--- Excerpted passage Enclosed Below ---
Patients homozygous for the C-C chemokine receptor type 5 (CCR5) gene with 32-bp deletions (Δ32) are resistant to HIV infection. Using the piggyBac technology plus transcription activator-like effector nucleases or clustered regularly interspaced short palindromic repeats-Cas9, the authors report, to our knowledge, for the first time in induced pluripotent stem cells (iPSCs) the efficient and seamless derivation of a homozygous CCR5Δ32 mutation, exactly mimicking the natural mutation. Monocytes and macrophages differentiated from these mutated iPSCs in vitro are resistant to HIV infection. This approach can be applied in the future toward the functional cure of HIV infection. The findings are also of great interest to researchers in many fields who wish to correct or introduce mutations in specific genes.
--- End of Enclosed Excerpted passage ---
• Tasks to complete:
1/ Answer these from the passage about the CCR5 mutation:
(a) How many base pairs are in the deletion that makes the CCR5 gene resistant to HIV?
(b) In which kind of cells did the authors derive the homozygous mutation?
(c) Which cells made from the mutated cells resisted HIV infection in vitro?
2/ Sum up the passage about the CCR5 mutation in two sentences.
3/ Repeat word for word everything in the passage about the CCR5 mutation from "Patients homozygous for" down to "in specific genes.".
--- Raw data Enclosed Below ---
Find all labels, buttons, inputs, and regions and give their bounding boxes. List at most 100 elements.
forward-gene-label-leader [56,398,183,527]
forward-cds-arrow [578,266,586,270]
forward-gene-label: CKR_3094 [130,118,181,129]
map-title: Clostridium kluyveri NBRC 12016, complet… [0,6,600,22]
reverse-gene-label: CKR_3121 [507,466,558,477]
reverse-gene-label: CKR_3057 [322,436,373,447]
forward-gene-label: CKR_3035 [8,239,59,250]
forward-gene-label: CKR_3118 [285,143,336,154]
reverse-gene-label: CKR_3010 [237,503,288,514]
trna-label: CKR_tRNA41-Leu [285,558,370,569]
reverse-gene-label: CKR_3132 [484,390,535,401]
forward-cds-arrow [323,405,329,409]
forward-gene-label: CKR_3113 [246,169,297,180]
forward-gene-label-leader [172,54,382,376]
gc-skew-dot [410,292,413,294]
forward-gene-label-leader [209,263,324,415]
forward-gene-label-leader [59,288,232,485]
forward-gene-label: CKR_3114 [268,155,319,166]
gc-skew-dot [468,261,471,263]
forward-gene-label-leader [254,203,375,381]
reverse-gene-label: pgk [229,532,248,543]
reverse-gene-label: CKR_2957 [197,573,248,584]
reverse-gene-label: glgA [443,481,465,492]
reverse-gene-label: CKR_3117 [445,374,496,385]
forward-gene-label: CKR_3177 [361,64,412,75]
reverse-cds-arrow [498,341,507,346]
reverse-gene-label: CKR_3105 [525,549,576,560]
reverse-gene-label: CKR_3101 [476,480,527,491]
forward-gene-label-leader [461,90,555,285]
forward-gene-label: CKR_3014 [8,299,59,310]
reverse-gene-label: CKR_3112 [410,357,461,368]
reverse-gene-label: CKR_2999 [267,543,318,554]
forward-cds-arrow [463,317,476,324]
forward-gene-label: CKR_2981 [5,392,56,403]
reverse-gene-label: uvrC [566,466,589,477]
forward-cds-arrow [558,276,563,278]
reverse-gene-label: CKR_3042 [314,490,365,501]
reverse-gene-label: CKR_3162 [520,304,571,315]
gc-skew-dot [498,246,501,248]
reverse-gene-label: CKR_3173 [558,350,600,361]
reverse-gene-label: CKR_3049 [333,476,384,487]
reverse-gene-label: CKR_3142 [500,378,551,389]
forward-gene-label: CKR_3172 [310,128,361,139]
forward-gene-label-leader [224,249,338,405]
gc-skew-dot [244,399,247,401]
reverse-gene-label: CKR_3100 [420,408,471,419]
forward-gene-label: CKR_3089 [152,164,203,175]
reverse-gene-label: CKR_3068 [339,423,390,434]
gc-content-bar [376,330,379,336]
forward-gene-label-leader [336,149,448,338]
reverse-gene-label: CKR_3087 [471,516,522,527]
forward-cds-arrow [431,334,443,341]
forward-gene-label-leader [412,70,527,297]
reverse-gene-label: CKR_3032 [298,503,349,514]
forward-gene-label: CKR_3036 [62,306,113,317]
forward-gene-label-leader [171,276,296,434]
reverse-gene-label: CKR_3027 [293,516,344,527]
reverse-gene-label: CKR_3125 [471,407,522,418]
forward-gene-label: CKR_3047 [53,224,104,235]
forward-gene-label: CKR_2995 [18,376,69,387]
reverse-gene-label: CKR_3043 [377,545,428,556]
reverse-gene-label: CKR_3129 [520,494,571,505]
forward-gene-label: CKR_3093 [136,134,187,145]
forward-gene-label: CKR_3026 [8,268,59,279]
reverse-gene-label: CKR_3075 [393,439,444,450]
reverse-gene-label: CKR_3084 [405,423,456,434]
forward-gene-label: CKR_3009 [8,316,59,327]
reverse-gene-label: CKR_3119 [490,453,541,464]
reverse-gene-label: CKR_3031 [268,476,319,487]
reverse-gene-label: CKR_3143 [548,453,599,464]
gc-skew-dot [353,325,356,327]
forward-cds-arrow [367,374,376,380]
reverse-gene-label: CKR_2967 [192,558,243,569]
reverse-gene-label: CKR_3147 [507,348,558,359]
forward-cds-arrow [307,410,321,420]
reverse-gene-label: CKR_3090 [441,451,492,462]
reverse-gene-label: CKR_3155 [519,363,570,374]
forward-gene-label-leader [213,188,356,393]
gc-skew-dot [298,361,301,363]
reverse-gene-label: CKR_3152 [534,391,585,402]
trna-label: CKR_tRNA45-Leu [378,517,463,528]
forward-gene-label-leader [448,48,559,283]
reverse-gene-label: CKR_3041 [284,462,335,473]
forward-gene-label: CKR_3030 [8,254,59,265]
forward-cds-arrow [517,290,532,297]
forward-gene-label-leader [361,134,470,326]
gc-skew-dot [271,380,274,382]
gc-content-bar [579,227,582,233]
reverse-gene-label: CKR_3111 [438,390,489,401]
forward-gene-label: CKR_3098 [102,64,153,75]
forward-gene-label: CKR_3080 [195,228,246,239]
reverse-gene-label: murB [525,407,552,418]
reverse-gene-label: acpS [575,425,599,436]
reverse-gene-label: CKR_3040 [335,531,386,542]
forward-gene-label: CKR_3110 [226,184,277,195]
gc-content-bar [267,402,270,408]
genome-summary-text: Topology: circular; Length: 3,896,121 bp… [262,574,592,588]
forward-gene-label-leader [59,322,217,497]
--- End of Enclosed Raw data ---
• Answers by item number:
1/
(a) 32 base pairs (32-bp).
(b) Induced pluripotent stem cells (iPSCs).
(c) Monocytes and macrophages.

2/ Patients with two copies of the CCR5 gene carrying a 32-bp deletion resist HIV infection, and the authors used piggyBac with TALENs or CRISPR-Cas9 to derive this exact homozygous mutation seamlessly and efficiently in induced pluripotent stem cells. Monocytes and macrophages differentiated from these cells in vitro resisted HIV infection, and the approach could later be applied toward a functional cure of HIV and to correcting or introducing mutations in specific genes.

3/
Patients homozygous for the C-C chemokine receptor type 5 (CCR5) gene with 32-bp deletions (Δ32) are resistant to HIV infection. Using the piggyBac technology plus transcription activator-like effector nucleases or clustered regularly interspaced short palindromic repeats-Cas9, the authors report, to our knowledge, for the first time in induced pluripotent stem cells (iPSCs) the efficient and seamless derivation of a homozygous CCR5Δ32 mutation, exactly mimicking the natural mutation. Monocytes and macrophages differentiated from these mutated iPSCs in vitro are resistant to HIV infection. This approach can be applied in the future toward the functional cure of HIV infection. The findings are also of great interest to researchers in many fields who wish to correct or introduce mutations in specific genes.